# PROBLEM:
Search the listing below for the word "hadi" and copy each line that holds it.

# RECORDS PROVIDED:
━━━━━━━━
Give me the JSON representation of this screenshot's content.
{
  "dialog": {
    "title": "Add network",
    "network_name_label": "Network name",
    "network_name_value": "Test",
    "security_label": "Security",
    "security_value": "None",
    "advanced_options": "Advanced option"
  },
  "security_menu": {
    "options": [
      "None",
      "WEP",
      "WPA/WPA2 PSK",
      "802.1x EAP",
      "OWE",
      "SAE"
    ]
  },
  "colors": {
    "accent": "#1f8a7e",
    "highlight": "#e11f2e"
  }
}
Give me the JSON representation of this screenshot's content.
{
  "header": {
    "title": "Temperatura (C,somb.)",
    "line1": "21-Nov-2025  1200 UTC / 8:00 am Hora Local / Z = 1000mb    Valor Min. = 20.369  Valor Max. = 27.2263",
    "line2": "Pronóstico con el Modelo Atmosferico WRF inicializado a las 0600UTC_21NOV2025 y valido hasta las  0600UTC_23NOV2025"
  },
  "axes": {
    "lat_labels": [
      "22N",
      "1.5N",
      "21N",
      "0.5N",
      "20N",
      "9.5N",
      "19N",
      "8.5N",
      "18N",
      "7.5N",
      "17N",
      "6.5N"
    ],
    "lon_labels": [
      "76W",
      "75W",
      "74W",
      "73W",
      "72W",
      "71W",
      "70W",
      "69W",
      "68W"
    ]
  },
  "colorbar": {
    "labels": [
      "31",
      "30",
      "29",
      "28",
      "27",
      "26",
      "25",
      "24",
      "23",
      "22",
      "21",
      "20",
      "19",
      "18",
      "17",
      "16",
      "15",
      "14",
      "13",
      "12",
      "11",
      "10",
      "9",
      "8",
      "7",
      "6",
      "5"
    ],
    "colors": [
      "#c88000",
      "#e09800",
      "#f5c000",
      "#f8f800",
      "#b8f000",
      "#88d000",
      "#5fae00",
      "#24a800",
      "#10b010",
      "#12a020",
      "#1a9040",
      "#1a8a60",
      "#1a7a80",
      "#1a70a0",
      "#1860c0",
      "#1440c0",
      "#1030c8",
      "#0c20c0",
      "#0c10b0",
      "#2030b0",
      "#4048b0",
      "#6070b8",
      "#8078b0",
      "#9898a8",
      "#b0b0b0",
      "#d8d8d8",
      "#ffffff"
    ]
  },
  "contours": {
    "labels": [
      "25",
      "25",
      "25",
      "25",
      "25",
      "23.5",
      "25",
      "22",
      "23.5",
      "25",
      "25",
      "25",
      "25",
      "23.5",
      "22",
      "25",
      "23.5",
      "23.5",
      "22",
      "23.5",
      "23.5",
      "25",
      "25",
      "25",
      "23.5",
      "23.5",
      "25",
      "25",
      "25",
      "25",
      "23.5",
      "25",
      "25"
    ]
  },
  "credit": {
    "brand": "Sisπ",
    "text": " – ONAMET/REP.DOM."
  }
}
━━━━━━━━
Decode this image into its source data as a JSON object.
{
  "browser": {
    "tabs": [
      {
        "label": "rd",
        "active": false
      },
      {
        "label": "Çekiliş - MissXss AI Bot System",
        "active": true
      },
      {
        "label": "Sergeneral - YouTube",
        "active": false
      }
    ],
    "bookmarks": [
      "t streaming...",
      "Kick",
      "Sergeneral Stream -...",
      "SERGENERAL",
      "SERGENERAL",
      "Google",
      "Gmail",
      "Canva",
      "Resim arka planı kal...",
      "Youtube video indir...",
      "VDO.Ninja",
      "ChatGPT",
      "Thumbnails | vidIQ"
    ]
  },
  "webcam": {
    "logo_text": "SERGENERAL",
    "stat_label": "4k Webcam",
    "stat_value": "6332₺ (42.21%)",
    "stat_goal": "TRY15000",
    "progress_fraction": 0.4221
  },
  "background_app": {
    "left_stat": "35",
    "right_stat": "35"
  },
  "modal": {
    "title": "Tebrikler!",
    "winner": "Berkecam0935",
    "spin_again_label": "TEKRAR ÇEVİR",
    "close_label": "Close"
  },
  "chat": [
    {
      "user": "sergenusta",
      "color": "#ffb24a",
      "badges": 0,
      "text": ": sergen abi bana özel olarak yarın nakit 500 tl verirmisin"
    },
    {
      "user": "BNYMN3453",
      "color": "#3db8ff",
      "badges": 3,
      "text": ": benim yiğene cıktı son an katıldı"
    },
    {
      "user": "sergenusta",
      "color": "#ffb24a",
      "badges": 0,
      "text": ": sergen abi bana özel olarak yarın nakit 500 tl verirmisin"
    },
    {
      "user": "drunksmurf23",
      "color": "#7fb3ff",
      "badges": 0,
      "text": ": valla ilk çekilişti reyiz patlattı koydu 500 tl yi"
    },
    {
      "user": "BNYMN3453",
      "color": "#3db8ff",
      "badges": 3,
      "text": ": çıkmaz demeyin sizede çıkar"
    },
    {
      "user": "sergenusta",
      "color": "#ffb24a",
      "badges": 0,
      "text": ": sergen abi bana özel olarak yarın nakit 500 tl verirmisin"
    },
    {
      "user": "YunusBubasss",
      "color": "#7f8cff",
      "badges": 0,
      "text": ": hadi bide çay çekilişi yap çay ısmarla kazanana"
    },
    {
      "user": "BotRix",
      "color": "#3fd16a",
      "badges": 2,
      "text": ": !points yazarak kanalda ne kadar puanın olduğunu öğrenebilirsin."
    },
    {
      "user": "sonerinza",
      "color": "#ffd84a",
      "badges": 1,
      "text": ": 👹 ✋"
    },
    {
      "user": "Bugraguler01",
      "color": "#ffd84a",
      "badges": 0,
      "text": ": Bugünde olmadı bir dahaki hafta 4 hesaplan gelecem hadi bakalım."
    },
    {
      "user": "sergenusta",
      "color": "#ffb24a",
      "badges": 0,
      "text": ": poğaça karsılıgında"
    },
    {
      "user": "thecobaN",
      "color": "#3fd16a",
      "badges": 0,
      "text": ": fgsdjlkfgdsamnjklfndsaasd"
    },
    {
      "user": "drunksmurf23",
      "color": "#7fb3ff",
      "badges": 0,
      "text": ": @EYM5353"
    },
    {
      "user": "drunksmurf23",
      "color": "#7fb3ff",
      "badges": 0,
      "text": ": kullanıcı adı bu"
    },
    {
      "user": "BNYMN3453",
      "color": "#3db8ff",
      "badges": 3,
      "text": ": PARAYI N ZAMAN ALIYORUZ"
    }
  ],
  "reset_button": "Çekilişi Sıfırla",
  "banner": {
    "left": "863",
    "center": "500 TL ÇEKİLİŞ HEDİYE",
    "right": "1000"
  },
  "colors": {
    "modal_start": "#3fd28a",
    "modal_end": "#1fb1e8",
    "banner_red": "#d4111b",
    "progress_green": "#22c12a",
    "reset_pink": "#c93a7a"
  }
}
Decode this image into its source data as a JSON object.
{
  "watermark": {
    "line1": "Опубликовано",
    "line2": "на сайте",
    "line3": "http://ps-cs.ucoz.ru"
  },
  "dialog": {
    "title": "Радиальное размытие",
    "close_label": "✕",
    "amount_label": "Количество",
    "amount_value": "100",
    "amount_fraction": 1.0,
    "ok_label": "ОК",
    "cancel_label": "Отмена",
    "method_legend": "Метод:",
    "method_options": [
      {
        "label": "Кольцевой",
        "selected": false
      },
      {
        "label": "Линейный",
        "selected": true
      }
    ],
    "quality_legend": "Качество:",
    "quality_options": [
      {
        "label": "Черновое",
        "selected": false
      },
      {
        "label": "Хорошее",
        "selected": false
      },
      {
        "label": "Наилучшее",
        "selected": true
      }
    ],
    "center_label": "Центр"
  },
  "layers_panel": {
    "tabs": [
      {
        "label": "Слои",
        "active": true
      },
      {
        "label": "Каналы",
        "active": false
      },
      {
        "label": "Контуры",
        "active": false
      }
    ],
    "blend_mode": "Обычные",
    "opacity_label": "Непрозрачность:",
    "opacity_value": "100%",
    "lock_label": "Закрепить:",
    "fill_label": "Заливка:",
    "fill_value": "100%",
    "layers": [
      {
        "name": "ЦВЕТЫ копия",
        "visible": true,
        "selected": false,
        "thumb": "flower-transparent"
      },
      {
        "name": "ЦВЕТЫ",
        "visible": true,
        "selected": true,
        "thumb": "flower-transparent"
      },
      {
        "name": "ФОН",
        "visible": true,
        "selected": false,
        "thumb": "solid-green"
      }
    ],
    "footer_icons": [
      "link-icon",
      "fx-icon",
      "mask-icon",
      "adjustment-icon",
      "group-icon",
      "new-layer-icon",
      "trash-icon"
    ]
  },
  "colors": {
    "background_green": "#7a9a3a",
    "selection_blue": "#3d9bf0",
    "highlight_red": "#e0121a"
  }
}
━━━━━━━━
# SOLUTION TO THIS TASK:
      "text": ": hadi bide çay çekilişi yap çay ısmarla kazanana"
      "text": ": Bugünde olmadı bir dahaki hafta 4 hesaplan gelecem hadi bakalım."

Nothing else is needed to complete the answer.